— Tareas a realizar —
(1) Responde, por favor, a estas preguntas sobre el texto de Villafranca:
(a) ¿En qué año había devuelto la villa a Ponferrada la capitalidad oficial del Bierzo?
(b) ¿Con qué uva consiguen los enólogos verdaderos milagros?
(c) ¿Qué se abrió en Villafranca antes que en el resto de la comarca?
(2) Indica si cada afirmación concuerda con el texto de Villafranca y cita las palabras que lo deciden.
(a) La villa mantuvo un carácter minifundista y artesano.
(b) La primera bodega de la comarca se abrió en Ponferrada.
(c) Los vinos citados están perdiendo prestigio en los mejores restaurantes.
──────── Extracto del documento ────────
Cuando la electricidad, el ferrocarril, la minería..., en el siglo XIX comienzan a acelerar el ritmo del tiempo, “la villa del Burbia” se detiene porque presiente que tanta velocidad no puede acarrearle nada bueno, y le cede a Ponferrada -a la que ya había devuelto en 1823 la capitalidad oficial del Bierzo- también la capitalidad comercial. Ella seguiría serena y altiva, con su carácter minifundista y artesano, con su sentido reflexivo de la existencia, ganando vida y personalidad en contra del “progreso”, llenando los poros de su piel de una esencia inexplicable. Si acaso se aventuran con el vino y, al igual que sucede en Corullón y Cacabelos, atrae a expertos enólogos que están consiguiendo verdaderos milagros con la mencía. En Villafranca se abrió la primera bodega de la comarca, y hoy siguen abriéndose camino caldos tan apreciados como Vega Montán, Ledo, Casar de Valdaiga o algún otro con nombre tan pretencioso como “El vino de los cónsules de Roma”, pero que van ganando cada día un merecido prestigio en las mesas de los mejores restaurantes.
──────── Fragmento de datos ────────
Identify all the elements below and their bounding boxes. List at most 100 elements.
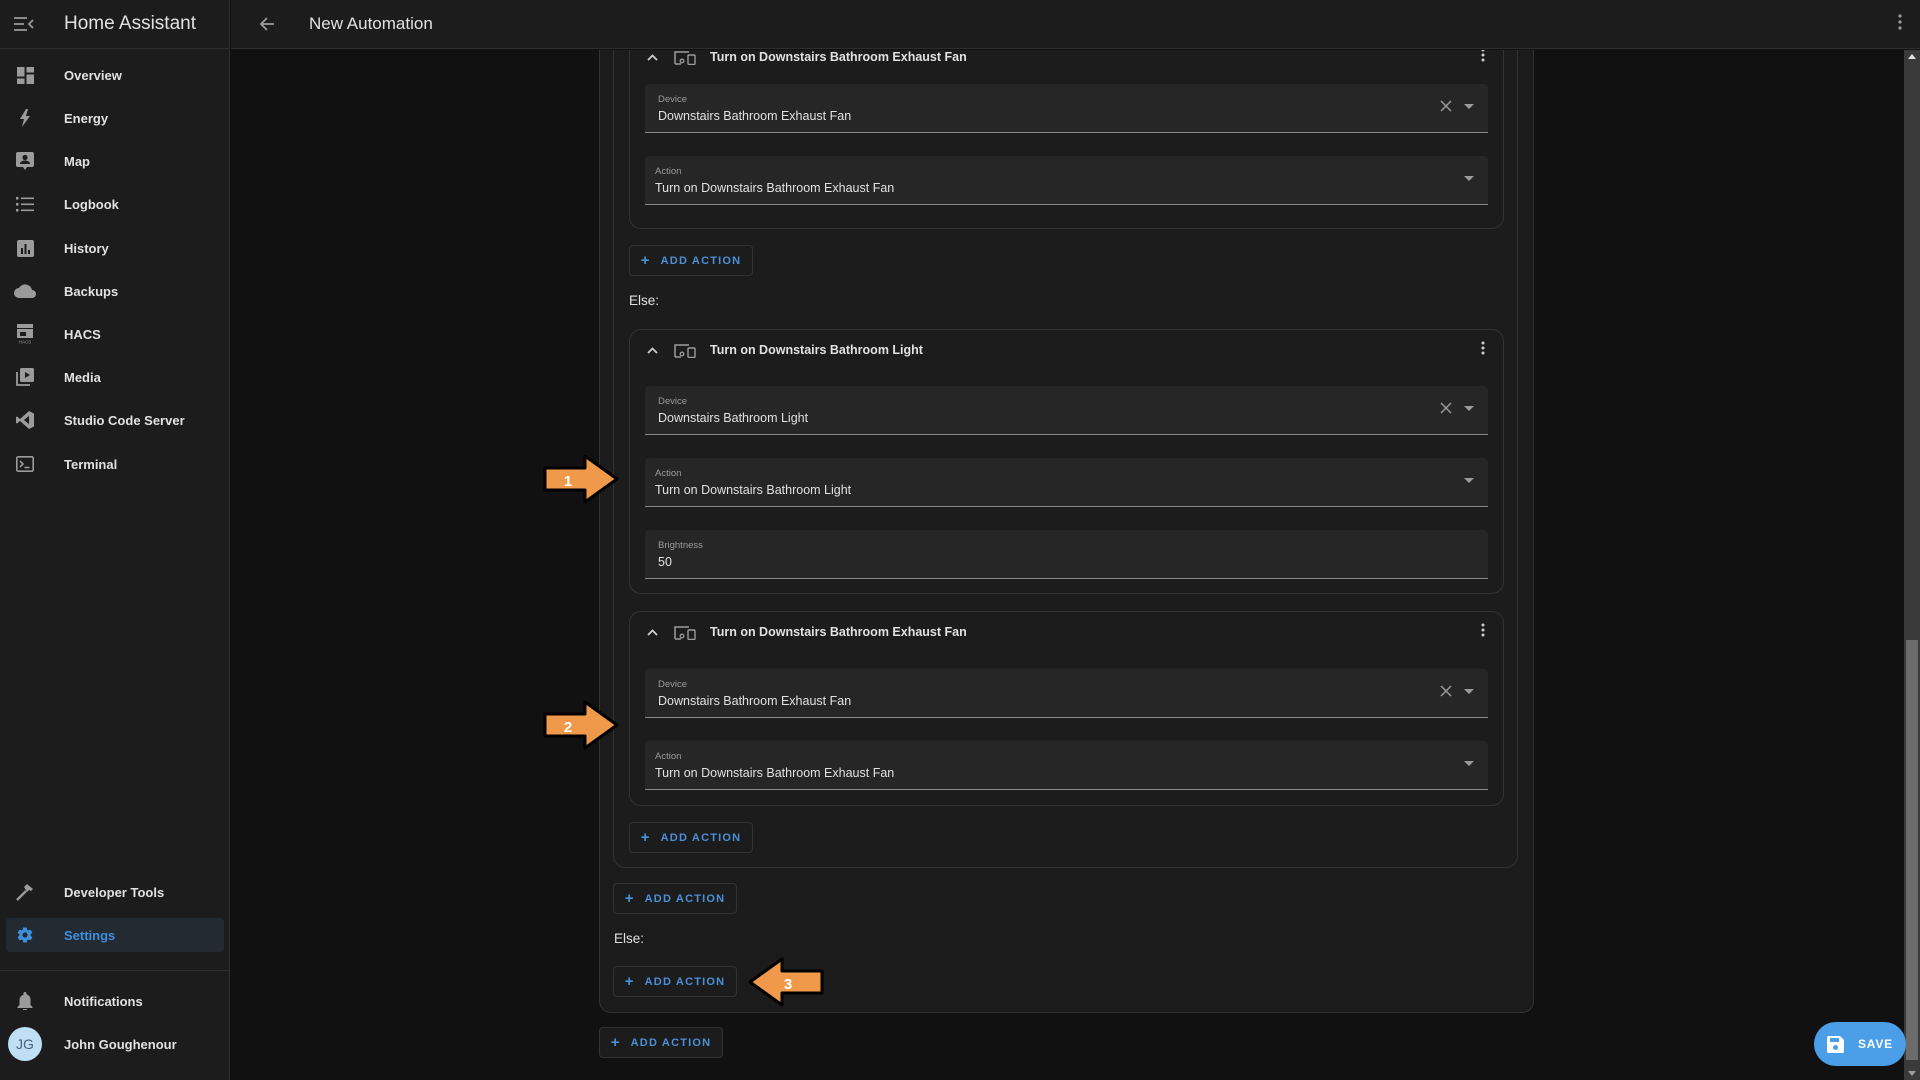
────────
— Tareas resueltas —
(1)
(a) En 1823.
(b) Con la mencía.
(c) La primera bodega de la comarca.

(2)
(a) Sí: "con su carácter minifundista y artesano".
(b) No: "En Villafranca se abrió la primera bodega de la comarca".
(c) No: "van ganando cada día un merecido prestigio en las mesas de los mejores restaurantes".